— Aim —
Give the number of lines in the data that hold the word "words", and nothing else.

— Figure record listings —
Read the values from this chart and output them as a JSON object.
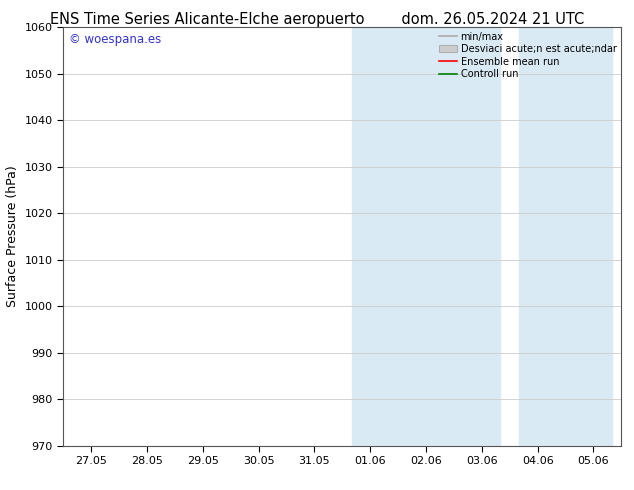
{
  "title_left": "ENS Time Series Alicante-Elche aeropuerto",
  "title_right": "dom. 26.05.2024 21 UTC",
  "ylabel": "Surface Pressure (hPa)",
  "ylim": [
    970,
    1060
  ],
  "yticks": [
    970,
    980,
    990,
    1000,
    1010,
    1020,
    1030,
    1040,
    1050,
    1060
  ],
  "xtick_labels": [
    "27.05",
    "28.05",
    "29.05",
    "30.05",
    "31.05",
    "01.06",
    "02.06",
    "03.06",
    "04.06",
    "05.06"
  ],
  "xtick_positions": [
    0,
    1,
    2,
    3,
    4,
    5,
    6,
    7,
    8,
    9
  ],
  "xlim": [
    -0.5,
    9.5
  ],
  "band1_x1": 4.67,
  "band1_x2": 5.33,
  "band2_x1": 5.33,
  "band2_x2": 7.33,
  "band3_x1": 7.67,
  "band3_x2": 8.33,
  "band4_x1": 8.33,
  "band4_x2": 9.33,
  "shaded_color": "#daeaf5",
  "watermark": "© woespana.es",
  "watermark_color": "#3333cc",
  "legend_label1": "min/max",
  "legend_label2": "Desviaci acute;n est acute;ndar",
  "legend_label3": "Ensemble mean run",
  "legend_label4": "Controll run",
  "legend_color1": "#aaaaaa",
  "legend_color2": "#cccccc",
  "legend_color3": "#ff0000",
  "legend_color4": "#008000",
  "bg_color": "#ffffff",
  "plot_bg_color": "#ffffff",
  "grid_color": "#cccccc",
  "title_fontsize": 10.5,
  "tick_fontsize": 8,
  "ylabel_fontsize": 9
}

--

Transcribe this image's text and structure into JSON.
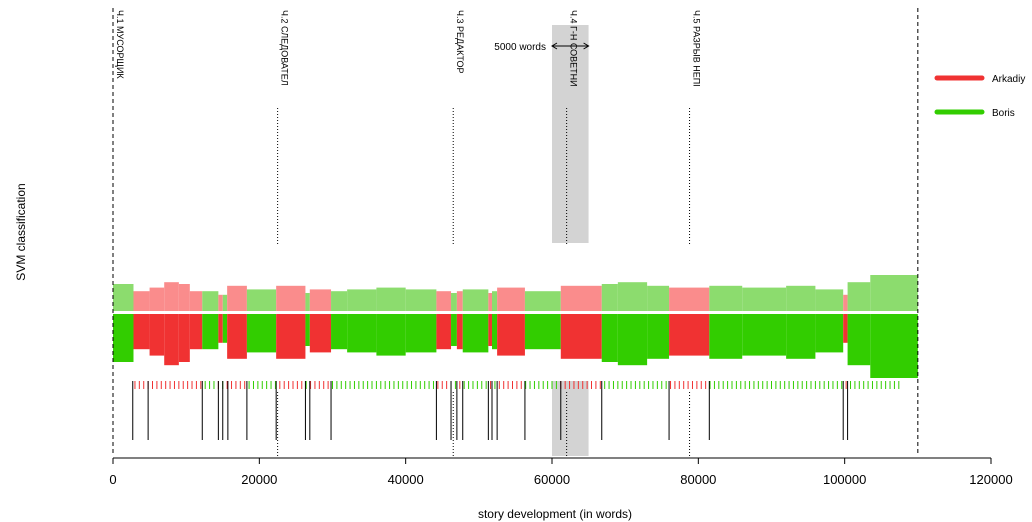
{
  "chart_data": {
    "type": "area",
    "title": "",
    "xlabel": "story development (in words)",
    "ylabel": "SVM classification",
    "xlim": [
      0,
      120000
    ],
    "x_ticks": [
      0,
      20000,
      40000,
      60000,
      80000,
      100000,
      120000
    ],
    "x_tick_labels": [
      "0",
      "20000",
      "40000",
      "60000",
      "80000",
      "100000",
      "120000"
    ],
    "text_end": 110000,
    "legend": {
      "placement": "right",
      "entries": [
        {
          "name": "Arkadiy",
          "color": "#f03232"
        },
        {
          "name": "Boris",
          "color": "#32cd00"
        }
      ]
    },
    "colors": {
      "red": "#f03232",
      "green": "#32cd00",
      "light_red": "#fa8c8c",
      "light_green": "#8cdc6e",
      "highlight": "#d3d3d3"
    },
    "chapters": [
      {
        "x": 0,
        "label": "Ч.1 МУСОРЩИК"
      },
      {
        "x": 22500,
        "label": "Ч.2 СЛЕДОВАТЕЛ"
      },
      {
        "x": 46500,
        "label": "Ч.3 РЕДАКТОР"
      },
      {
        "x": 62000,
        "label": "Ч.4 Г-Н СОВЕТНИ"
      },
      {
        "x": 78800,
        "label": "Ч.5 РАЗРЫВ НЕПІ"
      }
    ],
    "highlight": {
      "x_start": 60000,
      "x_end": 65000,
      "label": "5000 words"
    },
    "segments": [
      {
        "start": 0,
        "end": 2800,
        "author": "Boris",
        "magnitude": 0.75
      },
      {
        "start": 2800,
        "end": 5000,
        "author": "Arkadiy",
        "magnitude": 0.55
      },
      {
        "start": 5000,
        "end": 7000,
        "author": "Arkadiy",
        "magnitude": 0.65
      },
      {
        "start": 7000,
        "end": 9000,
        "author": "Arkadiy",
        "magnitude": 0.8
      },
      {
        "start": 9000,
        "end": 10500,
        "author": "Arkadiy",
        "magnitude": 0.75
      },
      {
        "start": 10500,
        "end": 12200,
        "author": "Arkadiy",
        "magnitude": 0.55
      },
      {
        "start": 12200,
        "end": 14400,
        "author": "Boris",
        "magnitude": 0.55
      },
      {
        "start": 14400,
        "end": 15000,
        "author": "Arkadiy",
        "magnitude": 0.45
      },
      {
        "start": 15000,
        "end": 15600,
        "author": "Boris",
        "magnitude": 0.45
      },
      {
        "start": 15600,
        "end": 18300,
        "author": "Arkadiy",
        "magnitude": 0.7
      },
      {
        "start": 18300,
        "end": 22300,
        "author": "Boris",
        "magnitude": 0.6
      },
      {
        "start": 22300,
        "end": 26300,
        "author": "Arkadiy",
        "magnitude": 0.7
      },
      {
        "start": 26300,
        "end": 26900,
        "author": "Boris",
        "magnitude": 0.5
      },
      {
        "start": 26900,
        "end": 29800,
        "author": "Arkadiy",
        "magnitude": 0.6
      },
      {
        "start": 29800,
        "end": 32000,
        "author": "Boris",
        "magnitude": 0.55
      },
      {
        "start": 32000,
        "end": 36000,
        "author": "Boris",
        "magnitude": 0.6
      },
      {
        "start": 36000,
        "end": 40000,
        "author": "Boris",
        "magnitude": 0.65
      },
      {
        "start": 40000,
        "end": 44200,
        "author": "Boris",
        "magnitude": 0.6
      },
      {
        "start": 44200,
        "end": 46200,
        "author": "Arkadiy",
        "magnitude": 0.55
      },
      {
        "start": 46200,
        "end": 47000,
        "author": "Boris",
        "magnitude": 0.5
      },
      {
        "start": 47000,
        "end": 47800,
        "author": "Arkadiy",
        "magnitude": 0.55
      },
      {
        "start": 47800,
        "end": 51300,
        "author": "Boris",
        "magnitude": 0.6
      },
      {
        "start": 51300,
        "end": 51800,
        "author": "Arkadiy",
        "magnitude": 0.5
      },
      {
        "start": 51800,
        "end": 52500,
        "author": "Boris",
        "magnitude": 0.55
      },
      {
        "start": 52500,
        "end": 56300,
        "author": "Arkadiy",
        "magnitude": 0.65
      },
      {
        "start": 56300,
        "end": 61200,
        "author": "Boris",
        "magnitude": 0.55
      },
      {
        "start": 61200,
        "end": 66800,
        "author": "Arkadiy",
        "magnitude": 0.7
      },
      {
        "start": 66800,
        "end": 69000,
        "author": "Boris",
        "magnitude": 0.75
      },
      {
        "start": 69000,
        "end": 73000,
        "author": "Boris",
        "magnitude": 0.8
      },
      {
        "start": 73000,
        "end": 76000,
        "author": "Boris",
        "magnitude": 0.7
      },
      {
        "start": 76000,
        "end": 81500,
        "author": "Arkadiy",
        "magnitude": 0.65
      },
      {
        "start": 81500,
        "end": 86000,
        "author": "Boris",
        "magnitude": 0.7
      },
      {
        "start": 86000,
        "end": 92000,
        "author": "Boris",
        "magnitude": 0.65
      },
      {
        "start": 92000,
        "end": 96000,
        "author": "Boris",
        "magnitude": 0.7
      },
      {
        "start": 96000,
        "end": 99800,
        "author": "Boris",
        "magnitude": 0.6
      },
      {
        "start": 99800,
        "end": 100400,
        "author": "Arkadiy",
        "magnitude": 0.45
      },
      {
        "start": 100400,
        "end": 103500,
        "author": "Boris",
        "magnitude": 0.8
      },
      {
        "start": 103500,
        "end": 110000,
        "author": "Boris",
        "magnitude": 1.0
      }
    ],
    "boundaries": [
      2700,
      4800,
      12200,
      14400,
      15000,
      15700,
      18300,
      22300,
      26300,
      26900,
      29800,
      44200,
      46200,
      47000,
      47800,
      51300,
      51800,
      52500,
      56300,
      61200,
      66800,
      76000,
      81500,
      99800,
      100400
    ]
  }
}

---

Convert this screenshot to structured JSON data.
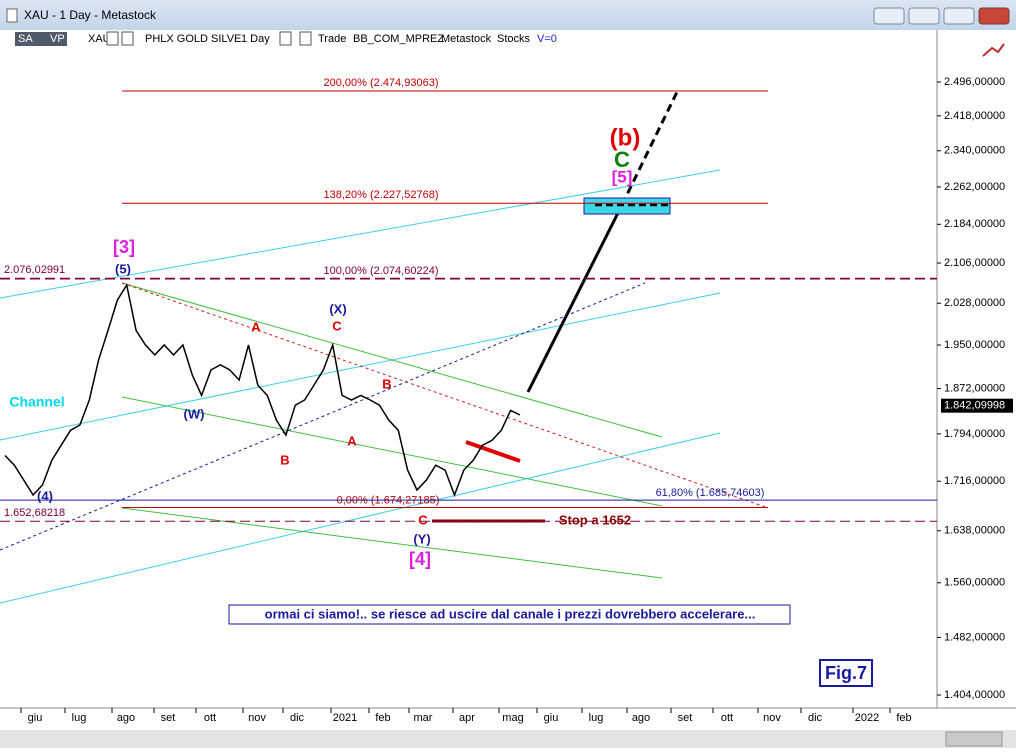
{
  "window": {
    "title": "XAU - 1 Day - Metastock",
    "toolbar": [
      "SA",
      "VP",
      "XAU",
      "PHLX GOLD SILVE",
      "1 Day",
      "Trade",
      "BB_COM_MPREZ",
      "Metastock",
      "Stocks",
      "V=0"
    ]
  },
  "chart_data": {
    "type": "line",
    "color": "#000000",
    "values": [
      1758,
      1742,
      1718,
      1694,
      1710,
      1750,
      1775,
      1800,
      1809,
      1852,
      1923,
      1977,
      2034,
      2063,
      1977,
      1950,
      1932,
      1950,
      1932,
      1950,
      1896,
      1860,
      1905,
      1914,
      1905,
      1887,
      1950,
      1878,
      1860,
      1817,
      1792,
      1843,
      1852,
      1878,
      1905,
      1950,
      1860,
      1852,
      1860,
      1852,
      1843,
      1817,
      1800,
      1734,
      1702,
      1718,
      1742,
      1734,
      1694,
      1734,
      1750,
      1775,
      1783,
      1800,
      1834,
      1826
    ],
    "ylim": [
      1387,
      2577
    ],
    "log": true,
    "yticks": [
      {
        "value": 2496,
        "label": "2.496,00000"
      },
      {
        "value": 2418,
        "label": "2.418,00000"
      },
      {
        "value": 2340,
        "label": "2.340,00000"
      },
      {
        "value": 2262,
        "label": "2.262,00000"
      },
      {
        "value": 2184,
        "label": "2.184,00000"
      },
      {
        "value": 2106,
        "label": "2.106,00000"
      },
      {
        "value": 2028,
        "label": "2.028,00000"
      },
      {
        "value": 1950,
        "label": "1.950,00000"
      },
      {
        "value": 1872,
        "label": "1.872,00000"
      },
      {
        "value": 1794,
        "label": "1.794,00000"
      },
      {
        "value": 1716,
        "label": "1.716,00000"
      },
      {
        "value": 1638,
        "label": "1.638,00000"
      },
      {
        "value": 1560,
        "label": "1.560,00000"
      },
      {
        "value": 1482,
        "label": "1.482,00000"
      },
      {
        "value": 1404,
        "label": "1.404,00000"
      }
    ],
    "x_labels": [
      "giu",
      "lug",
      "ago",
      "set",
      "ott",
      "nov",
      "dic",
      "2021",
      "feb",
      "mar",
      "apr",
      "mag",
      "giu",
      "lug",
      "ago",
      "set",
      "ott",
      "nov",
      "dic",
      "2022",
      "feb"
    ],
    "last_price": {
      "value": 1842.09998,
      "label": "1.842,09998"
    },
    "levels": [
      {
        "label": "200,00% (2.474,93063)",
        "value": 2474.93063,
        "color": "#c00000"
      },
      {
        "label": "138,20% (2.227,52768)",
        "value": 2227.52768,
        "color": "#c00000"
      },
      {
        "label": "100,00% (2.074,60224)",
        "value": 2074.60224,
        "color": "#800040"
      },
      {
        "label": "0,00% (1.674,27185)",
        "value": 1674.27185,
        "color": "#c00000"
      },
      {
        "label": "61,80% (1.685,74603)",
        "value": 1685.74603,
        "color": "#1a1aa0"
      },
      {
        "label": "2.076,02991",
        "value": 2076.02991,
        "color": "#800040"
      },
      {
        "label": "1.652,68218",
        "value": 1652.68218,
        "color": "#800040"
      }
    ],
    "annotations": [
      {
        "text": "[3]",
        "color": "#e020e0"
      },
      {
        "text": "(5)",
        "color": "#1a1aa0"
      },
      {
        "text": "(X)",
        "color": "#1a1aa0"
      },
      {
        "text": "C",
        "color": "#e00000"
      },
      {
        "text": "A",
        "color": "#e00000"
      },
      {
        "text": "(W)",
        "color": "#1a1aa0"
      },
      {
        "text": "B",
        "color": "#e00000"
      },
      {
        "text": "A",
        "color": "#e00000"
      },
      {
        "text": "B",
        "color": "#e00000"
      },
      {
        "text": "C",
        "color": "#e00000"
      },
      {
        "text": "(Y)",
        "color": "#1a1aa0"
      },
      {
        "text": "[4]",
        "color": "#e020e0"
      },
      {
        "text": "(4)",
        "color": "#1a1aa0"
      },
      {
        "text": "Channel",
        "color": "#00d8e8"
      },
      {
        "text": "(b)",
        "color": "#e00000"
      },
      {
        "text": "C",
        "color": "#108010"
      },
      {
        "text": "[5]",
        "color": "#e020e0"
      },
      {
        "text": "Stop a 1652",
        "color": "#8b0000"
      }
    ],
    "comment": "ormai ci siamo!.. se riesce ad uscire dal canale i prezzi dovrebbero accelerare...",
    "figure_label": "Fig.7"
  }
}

— Solution for this exercise —
2